▸ **Problem to work on**: Where a line of the material contains the string "quia", copy that line.

═════ Available records ═════

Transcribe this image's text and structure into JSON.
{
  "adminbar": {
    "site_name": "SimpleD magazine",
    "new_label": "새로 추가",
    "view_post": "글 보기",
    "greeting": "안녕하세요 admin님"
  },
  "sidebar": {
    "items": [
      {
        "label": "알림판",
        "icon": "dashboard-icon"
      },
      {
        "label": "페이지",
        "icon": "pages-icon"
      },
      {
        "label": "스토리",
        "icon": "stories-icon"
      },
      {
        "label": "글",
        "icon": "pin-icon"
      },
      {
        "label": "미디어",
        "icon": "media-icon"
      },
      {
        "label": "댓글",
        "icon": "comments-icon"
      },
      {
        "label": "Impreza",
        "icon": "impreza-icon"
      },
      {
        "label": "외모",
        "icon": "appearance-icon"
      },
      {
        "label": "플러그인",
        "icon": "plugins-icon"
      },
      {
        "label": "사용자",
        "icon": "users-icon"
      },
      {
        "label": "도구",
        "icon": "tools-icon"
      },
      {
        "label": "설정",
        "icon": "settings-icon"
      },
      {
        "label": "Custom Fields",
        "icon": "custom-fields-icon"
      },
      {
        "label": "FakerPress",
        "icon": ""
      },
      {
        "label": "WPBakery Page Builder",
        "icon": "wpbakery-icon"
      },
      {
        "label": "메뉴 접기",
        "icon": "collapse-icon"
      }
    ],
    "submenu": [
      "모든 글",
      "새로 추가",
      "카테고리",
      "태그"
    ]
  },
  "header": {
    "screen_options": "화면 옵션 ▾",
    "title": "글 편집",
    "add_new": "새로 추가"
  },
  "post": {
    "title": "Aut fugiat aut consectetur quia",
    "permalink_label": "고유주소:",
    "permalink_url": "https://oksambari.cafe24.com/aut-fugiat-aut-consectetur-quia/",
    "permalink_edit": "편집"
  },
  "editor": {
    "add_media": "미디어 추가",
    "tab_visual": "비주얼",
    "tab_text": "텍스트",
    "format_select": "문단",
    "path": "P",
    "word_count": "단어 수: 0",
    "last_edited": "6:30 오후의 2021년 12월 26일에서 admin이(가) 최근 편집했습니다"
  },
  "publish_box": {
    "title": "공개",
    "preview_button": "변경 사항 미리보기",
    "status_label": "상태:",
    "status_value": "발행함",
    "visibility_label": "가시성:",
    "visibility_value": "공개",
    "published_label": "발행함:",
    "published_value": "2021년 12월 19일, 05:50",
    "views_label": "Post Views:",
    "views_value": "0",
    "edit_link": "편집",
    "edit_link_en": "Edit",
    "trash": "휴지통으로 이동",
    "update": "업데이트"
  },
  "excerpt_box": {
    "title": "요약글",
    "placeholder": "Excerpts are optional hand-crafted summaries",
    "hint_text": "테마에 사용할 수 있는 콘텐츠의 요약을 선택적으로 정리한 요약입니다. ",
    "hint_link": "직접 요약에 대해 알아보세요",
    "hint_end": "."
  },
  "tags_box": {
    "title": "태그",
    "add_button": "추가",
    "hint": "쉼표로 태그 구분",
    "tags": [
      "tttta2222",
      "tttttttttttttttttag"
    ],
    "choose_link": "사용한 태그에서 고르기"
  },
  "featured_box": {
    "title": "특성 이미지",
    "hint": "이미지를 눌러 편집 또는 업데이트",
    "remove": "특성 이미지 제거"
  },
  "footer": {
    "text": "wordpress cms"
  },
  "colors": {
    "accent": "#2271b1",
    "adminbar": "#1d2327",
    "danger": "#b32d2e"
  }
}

═════

▸ **Answer to the exercise**:
    "title": "Aut fugiat aut consectetur quia",
    "permalink_url": "https://oksambari.cafe24.com/aut-fugiat-aut-consectetur-quia/",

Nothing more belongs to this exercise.